> _Short exercise_
Select, from the material below, each line with "JSON" in it.

> _Input data_
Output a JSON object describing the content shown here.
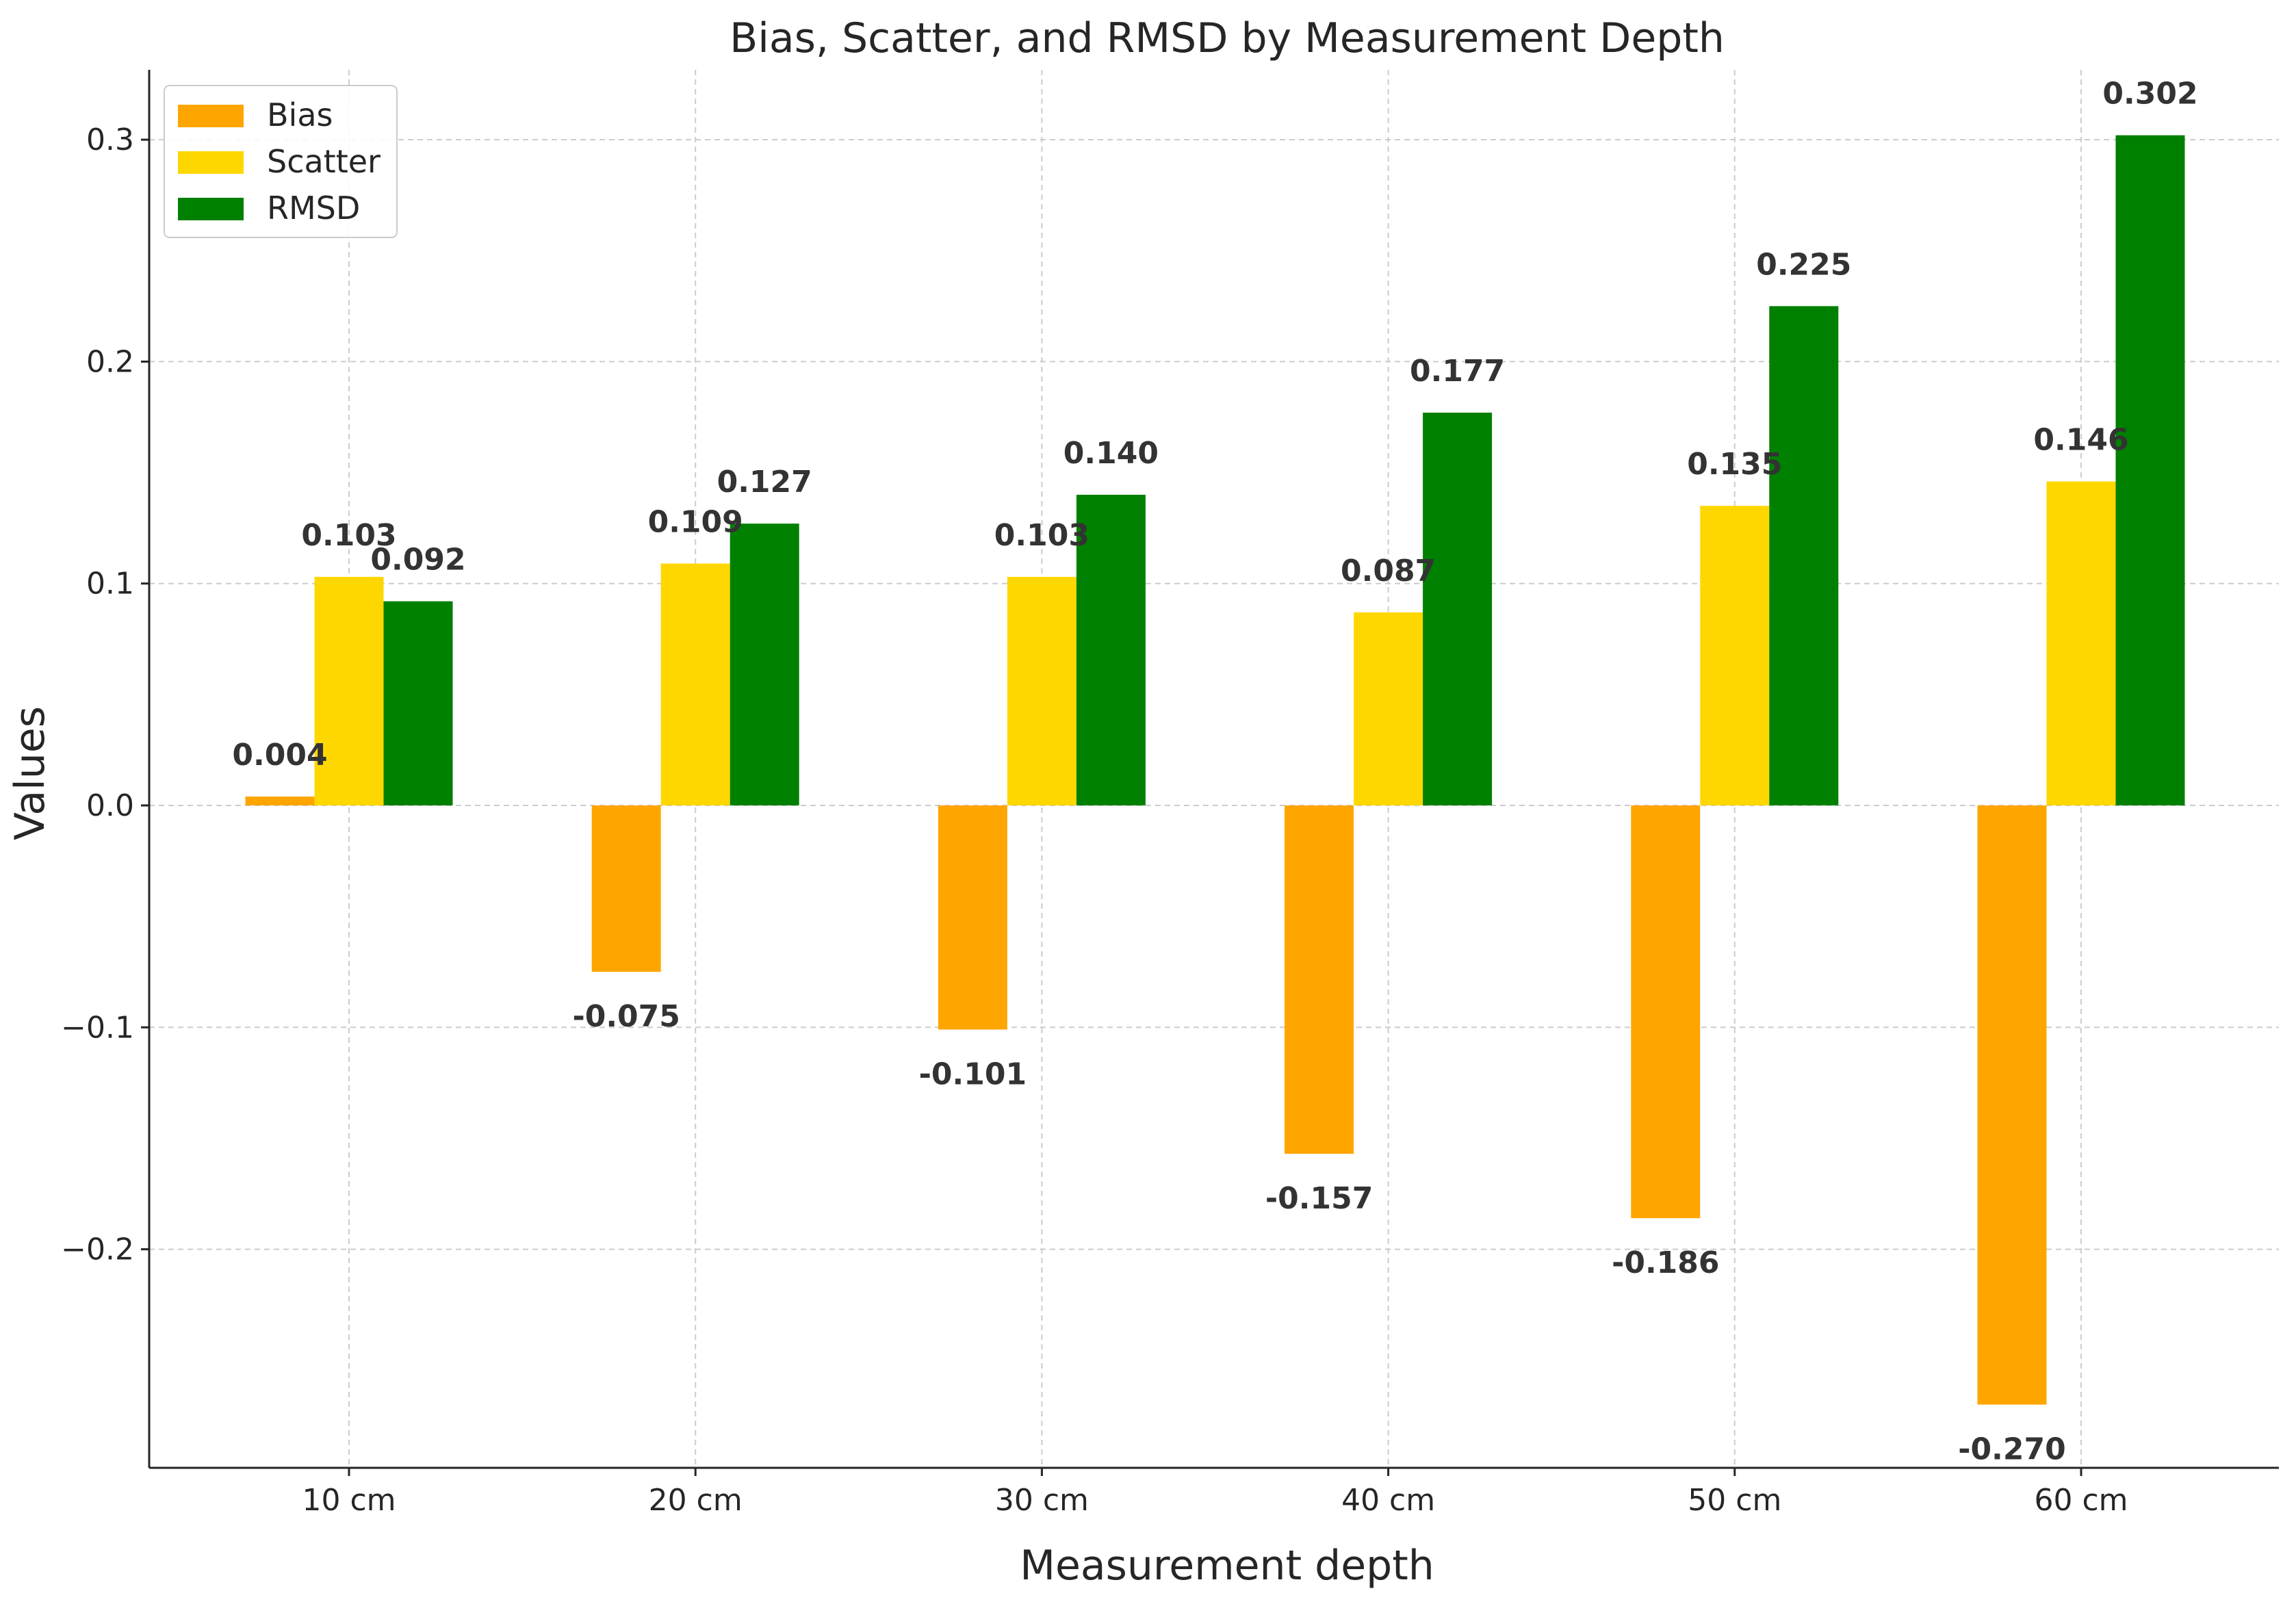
{
  "chart_data": {
    "type": "bar",
    "title": "Bias, Scatter, and RMSD by Measurement Depth",
    "xlabel": "Measurement depth",
    "ylabel": "Values",
    "categories": [
      "10 cm",
      "20 cm",
      "30 cm",
      "40 cm",
      "50 cm",
      "60 cm"
    ],
    "series": [
      {
        "name": "Bias",
        "color": "#FFA500",
        "values": [
          0.004,
          -0.075,
          -0.101,
          -0.157,
          -0.186,
          -0.27
        ],
        "labels": [
          "0.004",
          "-0.075",
          "-0.101",
          "-0.157",
          "-0.186",
          "-0.270"
        ]
      },
      {
        "name": "Scatter",
        "color": "#FFD700",
        "values": [
          0.103,
          0.109,
          0.103,
          0.087,
          0.135,
          0.146
        ],
        "labels": [
          "0.103",
          "0.109",
          "0.103",
          "0.087",
          "0.135",
          "0.146"
        ]
      },
      {
        "name": "RMSD",
        "color": "#008000",
        "values": [
          0.092,
          0.127,
          0.14,
          0.177,
          0.225,
          0.302
        ],
        "labels": [
          "0.092",
          "0.127",
          "0.140",
          "0.177",
          "0.225",
          "0.302"
        ]
      }
    ],
    "ylim": [
      -0.2985,
      0.3315
    ],
    "yticks": [
      -0.2,
      -0.1,
      0.0,
      0.1,
      0.2,
      0.3
    ],
    "ytick_labels": [
      "−0.2",
      "−0.1",
      "0.0",
      "0.1",
      "0.2",
      "0.3"
    ],
    "grid": true,
    "legend_position": "top-left"
  }
}
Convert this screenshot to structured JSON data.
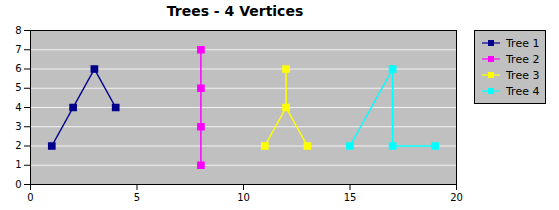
{
  "chart_data": {
    "type": "line",
    "title": "Trees - 4 Vertices",
    "xlim": [
      0,
      20
    ],
    "ylim": [
      0,
      8
    ],
    "xticks": [
      0,
      5,
      10,
      15,
      20
    ],
    "yticks": [
      0,
      1,
      2,
      3,
      4,
      5,
      6,
      7,
      8
    ],
    "grid": "y",
    "legend": "right",
    "marker": "square",
    "series": [
      {
        "name": "Tree 1",
        "color": "#00008B",
        "segments": [
          [
            [
              1,
              2
            ],
            [
              2,
              4
            ]
          ],
          [
            [
              2,
              4
            ],
            [
              3,
              6
            ]
          ],
          [
            [
              3,
              6
            ],
            [
              4,
              4
            ]
          ]
        ],
        "points": [
          [
            1,
            2
          ],
          [
            2,
            4
          ],
          [
            3,
            6
          ],
          [
            4,
            4
          ]
        ]
      },
      {
        "name": "Tree 2",
        "color": "#FF00FF",
        "segments": [
          [
            [
              8,
              1
            ],
            [
              8,
              3
            ]
          ],
          [
            [
              8,
              3
            ],
            [
              8,
              5
            ]
          ],
          [
            [
              8,
              5
            ],
            [
              8,
              7
            ]
          ]
        ],
        "points": [
          [
            8,
            1
          ],
          [
            8,
            3
          ],
          [
            8,
            5
          ],
          [
            8,
            7
          ]
        ]
      },
      {
        "name": "Tree 3",
        "color": "#FFFF00",
        "segments": [
          [
            [
              11,
              2
            ],
            [
              12,
              4
            ]
          ],
          [
            [
              12,
              4
            ],
            [
              12,
              6
            ]
          ],
          [
            [
              12,
              4
            ],
            [
              13,
              2
            ]
          ]
        ],
        "points": [
          [
            11,
            2
          ],
          [
            12,
            4
          ],
          [
            12,
            6
          ],
          [
            13,
            2
          ]
        ]
      },
      {
        "name": "Tree 4",
        "color": "#00FFFF",
        "segments": [
          [
            [
              15,
              2
            ],
            [
              17,
              6
            ]
          ],
          [
            [
              17,
              6
            ],
            [
              17,
              2
            ]
          ],
          [
            [
              17,
              2
            ],
            [
              19,
              2
            ]
          ]
        ],
        "points": [
          [
            15,
            2
          ],
          [
            17,
            6
          ],
          [
            17,
            2
          ],
          [
            19,
            2
          ]
        ]
      }
    ]
  }
}
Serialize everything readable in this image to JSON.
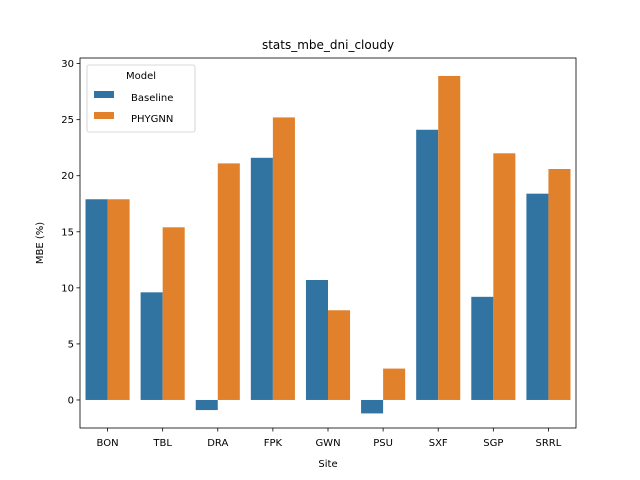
{
  "chart_data": {
    "type": "bar",
    "title": "stats_mbe_dni_cloudy",
    "xlabel": "Site",
    "ylabel": "MBE (%)",
    "categories": [
      "BON",
      "TBL",
      "DRA",
      "FPK",
      "GWN",
      "PSU",
      "SXF",
      "SGP",
      "SRRL"
    ],
    "series": [
      {
        "name": "Baseline",
        "color": "#3274a1",
        "values": [
          17.9,
          9.6,
          -0.9,
          21.6,
          10.7,
          -1.2,
          24.1,
          9.2,
          18.4
        ]
      },
      {
        "name": "PHYGNN",
        "color": "#e1812c",
        "values": [
          17.9,
          15.4,
          21.1,
          25.2,
          8.0,
          2.8,
          28.9,
          22.0,
          20.6
        ]
      }
    ],
    "ylim": [
      -2.5,
      30.5
    ],
    "yticks": [
      0,
      5,
      10,
      15,
      20,
      25,
      30
    ],
    "legend": {
      "title": "Model",
      "placement": "top-left"
    },
    "grid": false
  }
}
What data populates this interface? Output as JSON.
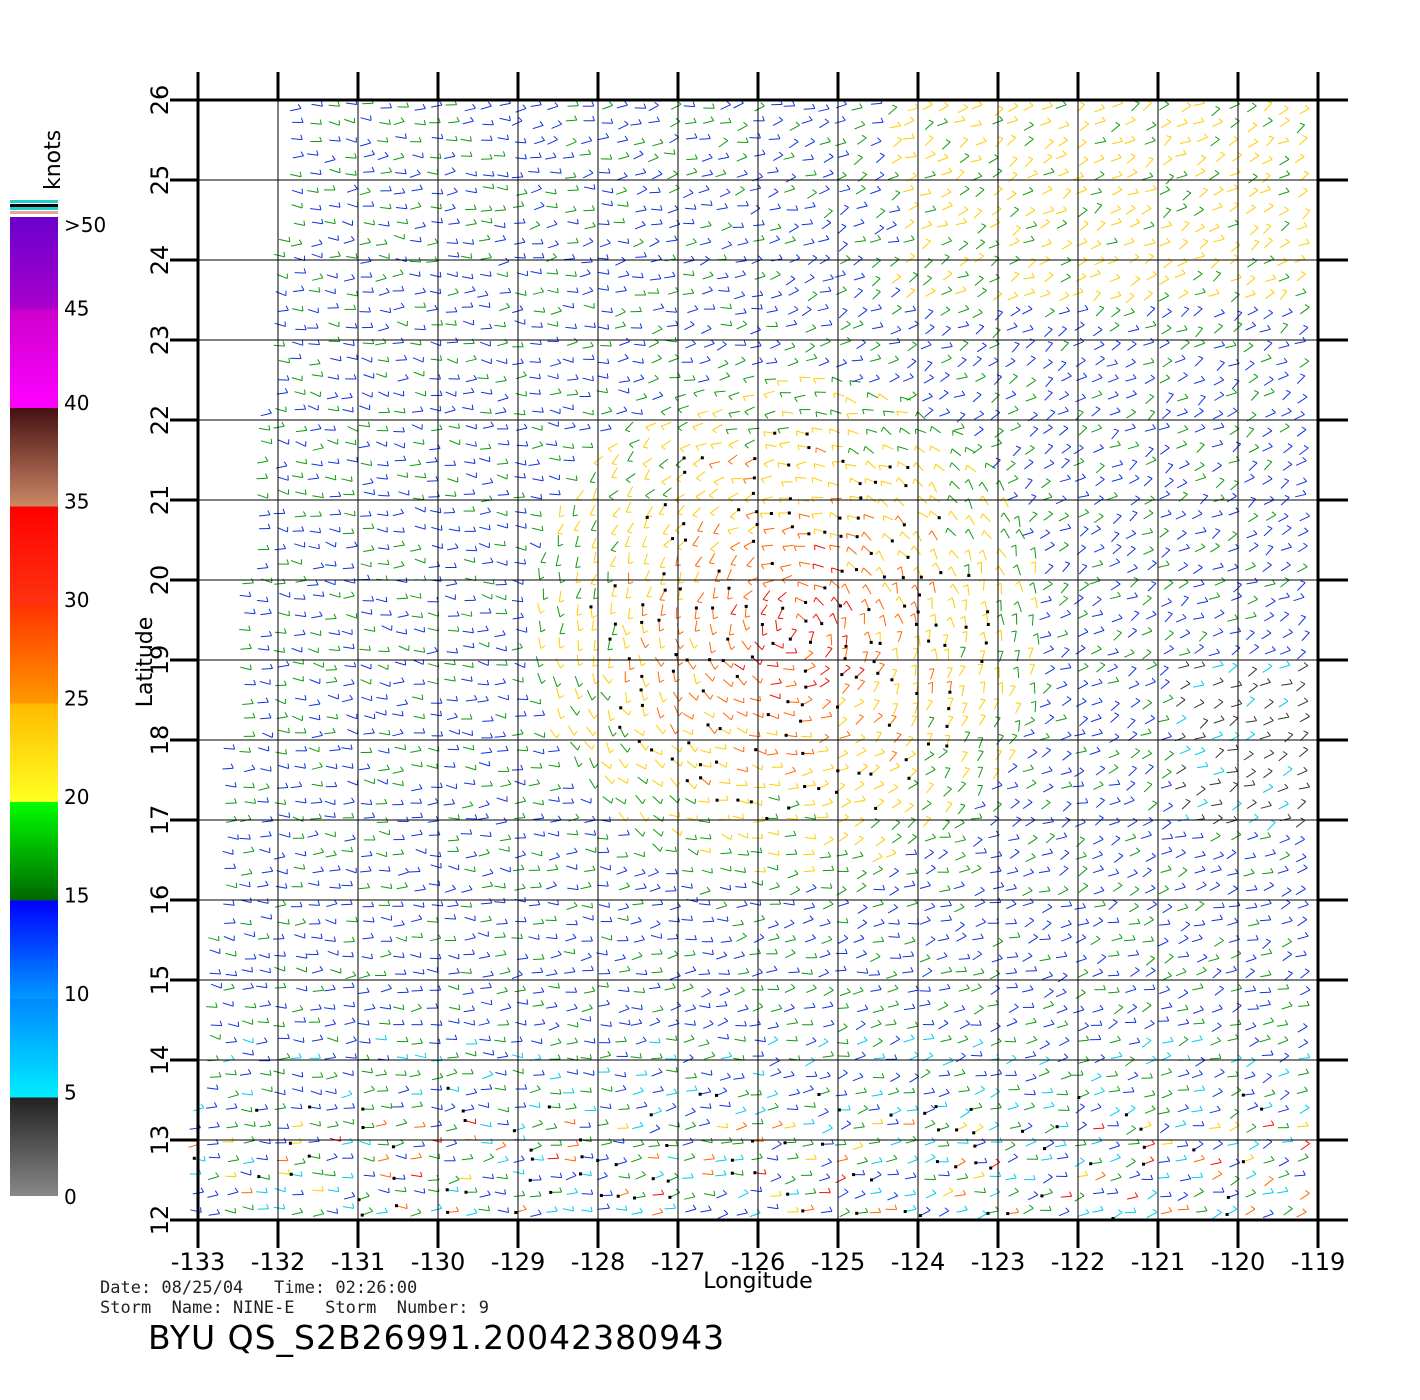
{
  "colorbar": {
    "title": "knots",
    "top_label": ">50",
    "labels": [
      "45",
      "40",
      "35",
      "30",
      "25",
      "20",
      "15",
      "10",
      "5",
      "0"
    ],
    "bands": [
      {
        "from": 0,
        "to": 5,
        "colors": [
          "#888888",
          "#222222"
        ]
      },
      {
        "from": 5,
        "to": 10,
        "colors": [
          "#00eeff",
          "#0088ff"
        ]
      },
      {
        "from": 10,
        "to": 15,
        "colors": [
          "#0099ff",
          "#0000ff"
        ]
      },
      {
        "from": 15,
        "to": 20,
        "colors": [
          "#006600",
          "#00ff00"
        ]
      },
      {
        "from": 20,
        "to": 25,
        "colors": [
          "#ffff22",
          "#ffbb00"
        ]
      },
      {
        "from": 25,
        "to": 30,
        "colors": [
          "#ff9900",
          "#ff3300"
        ]
      },
      {
        "from": 30,
        "to": 35,
        "colors": [
          "#ff3311",
          "#ff0000"
        ]
      },
      {
        "from": 35,
        "to": 40,
        "colors": [
          "#cc8866",
          "#441111"
        ]
      },
      {
        "from": 40,
        "to": 45,
        "colors": [
          "#ff00ff",
          "#cc00cc"
        ]
      },
      {
        "from": 45,
        "to": 50,
        "colors": [
          "#aa00cc",
          "#6600cc"
        ]
      }
    ]
  },
  "map": {
    "lon_ticks": [
      "-133",
      "-132",
      "-131",
      "-130",
      "-129",
      "-128",
      "-127",
      "-126",
      "-125",
      "-124",
      "-123",
      "-122",
      "-121",
      "-120",
      "-119"
    ],
    "lat_ticks": [
      "12",
      "13",
      "14",
      "15",
      "16",
      "17",
      "18",
      "19",
      "20",
      "21",
      "22",
      "23",
      "24",
      "25",
      "26"
    ],
    "lon_range": [
      -133,
      -119
    ],
    "lat_range": [
      12,
      26
    ],
    "xlabel": "Longitude",
    "ylabel": "Latitude",
    "grid": true,
    "storm_center": {
      "lon": -125.6,
      "lat": 19.4
    },
    "colors": {
      "calm": "#333333",
      "light": "#00ccee",
      "moderate": "#1133dd",
      "fresh": "#119911",
      "strong": "#ffcc00",
      "gale": "#ff6600",
      "storm": "#ee1100",
      "rain_flag": "#000000"
    }
  },
  "footer": {
    "line1": "Date: 08/25/04   Time: 02:26:00",
    "line2": "Storm  Name: NINE-E   Storm  Number: 9",
    "product": "BYU  QS_S2B26991.20042380943"
  }
}
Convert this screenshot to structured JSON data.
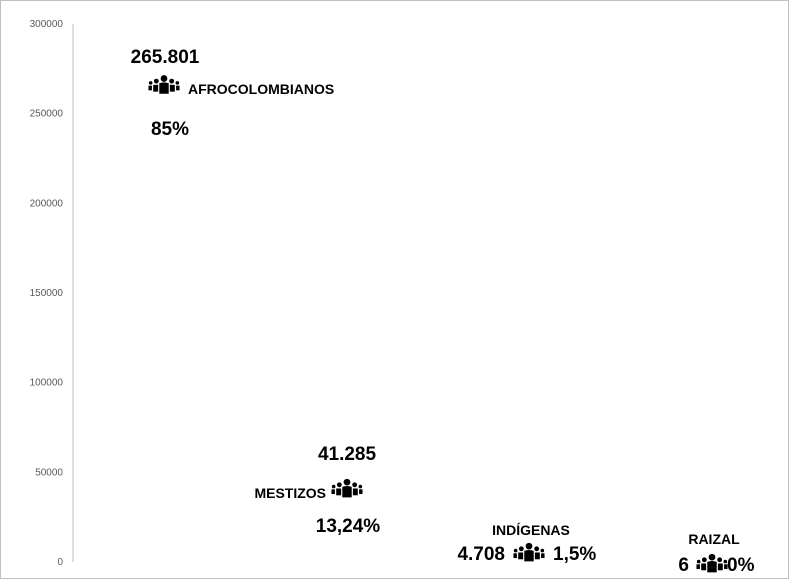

> _The solution_
Output a JSON object describing the content shown here.
Convert this screenshot to structured JSON data.
Serialize everything readable in this image to JSON.
What data populates this interface? Output as JSON.
Convert this screenshot to structured JSON data.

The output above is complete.